[RECORDS start]

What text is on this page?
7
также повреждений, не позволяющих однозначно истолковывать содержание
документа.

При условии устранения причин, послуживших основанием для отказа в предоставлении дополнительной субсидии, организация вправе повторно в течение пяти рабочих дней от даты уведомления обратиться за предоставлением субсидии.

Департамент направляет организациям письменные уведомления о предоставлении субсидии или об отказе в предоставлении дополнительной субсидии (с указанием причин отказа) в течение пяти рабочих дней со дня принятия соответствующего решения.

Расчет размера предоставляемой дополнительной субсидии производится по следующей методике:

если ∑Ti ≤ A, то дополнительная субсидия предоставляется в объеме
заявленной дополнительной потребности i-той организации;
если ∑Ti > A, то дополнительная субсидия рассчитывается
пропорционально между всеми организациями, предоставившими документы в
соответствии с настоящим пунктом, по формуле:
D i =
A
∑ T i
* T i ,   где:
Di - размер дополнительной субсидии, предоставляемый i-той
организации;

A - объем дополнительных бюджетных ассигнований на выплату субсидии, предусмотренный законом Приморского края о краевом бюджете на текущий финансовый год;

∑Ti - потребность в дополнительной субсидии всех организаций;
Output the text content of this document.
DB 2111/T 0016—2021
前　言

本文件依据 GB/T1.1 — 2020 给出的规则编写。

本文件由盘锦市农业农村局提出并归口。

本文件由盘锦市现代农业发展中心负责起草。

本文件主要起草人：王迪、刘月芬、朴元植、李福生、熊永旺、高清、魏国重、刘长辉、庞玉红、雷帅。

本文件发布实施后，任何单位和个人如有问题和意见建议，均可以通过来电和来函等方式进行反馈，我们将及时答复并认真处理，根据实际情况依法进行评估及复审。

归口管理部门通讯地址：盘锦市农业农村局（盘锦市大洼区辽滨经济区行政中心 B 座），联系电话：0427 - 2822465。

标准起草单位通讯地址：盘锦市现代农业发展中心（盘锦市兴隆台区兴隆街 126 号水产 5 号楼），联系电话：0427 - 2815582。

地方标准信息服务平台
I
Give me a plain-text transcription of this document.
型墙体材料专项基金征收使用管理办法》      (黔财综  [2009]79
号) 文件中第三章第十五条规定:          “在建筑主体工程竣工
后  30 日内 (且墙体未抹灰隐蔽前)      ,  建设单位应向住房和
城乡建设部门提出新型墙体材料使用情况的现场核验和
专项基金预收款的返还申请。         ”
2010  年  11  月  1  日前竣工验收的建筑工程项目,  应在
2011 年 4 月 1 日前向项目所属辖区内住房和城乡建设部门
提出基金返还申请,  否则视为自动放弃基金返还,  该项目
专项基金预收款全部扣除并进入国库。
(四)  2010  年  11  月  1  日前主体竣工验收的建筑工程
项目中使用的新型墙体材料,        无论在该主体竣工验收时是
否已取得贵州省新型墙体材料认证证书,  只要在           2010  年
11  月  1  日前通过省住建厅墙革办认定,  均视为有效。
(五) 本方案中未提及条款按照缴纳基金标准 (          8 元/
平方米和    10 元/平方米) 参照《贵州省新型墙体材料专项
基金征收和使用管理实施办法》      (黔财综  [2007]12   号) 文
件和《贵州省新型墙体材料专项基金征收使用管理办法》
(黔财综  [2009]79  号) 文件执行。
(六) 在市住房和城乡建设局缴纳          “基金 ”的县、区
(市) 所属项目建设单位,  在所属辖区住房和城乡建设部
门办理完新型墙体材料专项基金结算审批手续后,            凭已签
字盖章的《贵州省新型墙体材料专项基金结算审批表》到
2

[RECORDS end]

* **GIVEN INSTRUCTION**
Faithfully transcribe the whole of the data.

* **RESULT**
What text is on this page?
7
также повреждений, не позволяющих однозначно истолковывать содержание
документа.

При условии устранения причин, послуживших основанием для отказа в предоставлении дополнительной субсидии, организация вправе повторно в течение пяти рабочих дней от даты уведомления обратиться за предоставлением субсидии.

Департамент направляет организациям письменные уведомления о предоставлении субсидии или об отказе в предоставлении дополнительной субсидии (с указанием причин отказа) в течение пяти рабочих дней со дня принятия соответствующего решения.

Расчет размера предоставляемой дополнительной субсидии производится по следующей методике:

если ∑Ti ≤ A, то дополнительная субсидия предоставляется в объеме
заявленной дополнительной потребности i-той организации;
если ∑Ti > A, то дополнительная субсидия рассчитывается
пропорционально между всеми организациями, предоставившими документы в
соответствии с настоящим пунктом, по формуле:
D i =
A
∑ T i
* T i ,   где:
Di - размер дополнительной субсидии, предоставляемый i-той
организации;

A - объем дополнительных бюджетных ассигнований на выплату субсидии, предусмотренный законом Приморского края о краевом бюджете на текущий финансовый год;

∑Ti - потребность в дополнительной субсидии всех организаций;
Output the text content of this document.
DB 2111/T 0016—2021
前　言

本文件依据 GB/T1.1 — 2020 给出的规则编写。

本文件由盘锦市农业农村局提出并归口。

本文件由盘锦市现代农业发展中心负责起草。

本文件主要起草人：王迪、刘月芬、朴元植、李福生、熊永旺、高清、魏国重、刘长辉、庞玉红、雷帅。

本文件发布实施后，任何单位和个人如有问题和意见建议，均可以通过来电和来函等方式进行反馈，我们将及时答复并认真处理，根据实际情况依法进行评估及复审。

归口管理部门通讯地址：盘锦市农业农村局（盘锦市大洼区辽滨经济区行政中心 B 座），联系电话：0427 - 2822465。

标准起草单位通讯地址：盘锦市现代农业发展中心（盘锦市兴隆台区兴隆街 126 号水产 5 号楼），联系电话：0427 - 2815582。

地方标准信息服务平台
I
Give me a plain-text transcription of this document.
型墙体材料专项基金征收使用管理办法》      (黔财综  [2009]79
号) 文件中第三章第十五条规定:          “在建筑主体工程竣工
后  30 日内 (且墙体未抹灰隐蔽前)      ,  建设单位应向住房和
城乡建设部门提出新型墙体材料使用情况的现场核验和
专项基金预收款的返还申请。         ”
2010  年  11  月  1  日前竣工验收的建筑工程项目,  应在
2011 年 4 月 1 日前向项目所属辖区内住房和城乡建设部门
提出基金返还申请,  否则视为自动放弃基金返还,  该项目
专项基金预收款全部扣除并进入国库。
(四)  2010  年  11  月  1  日前主体竣工验收的建筑工程
项目中使用的新型墙体材料,        无论在该主体竣工验收时是
否已取得贵州省新型墙体材料认证证书,  只要在           2010  年
11  月  1  日前通过省住建厅墙革办认定,  均视为有效。
(五) 本方案中未提及条款按照缴纳基金标准 (          8 元/
平方米和    10 元/平方米) 参照《贵州省新型墙体材料专项
基金征收和使用管理实施办法》      (黔财综  [2007]12   号) 文
件和《贵州省新型墙体材料专项基金征收使用管理办法》
(黔财综  [2009]79  号) 文件执行。
(六) 在市住房和城乡建设局缴纳          “基金 ”的县、区
(市) 所属项目建设单位,  在所属辖区住房和城乡建设部
门办理完新型墙体材料专项基金结算审批手续后,            凭已签
字盖章的《贵州省新型墙体材料专项基金结算审批表》到
2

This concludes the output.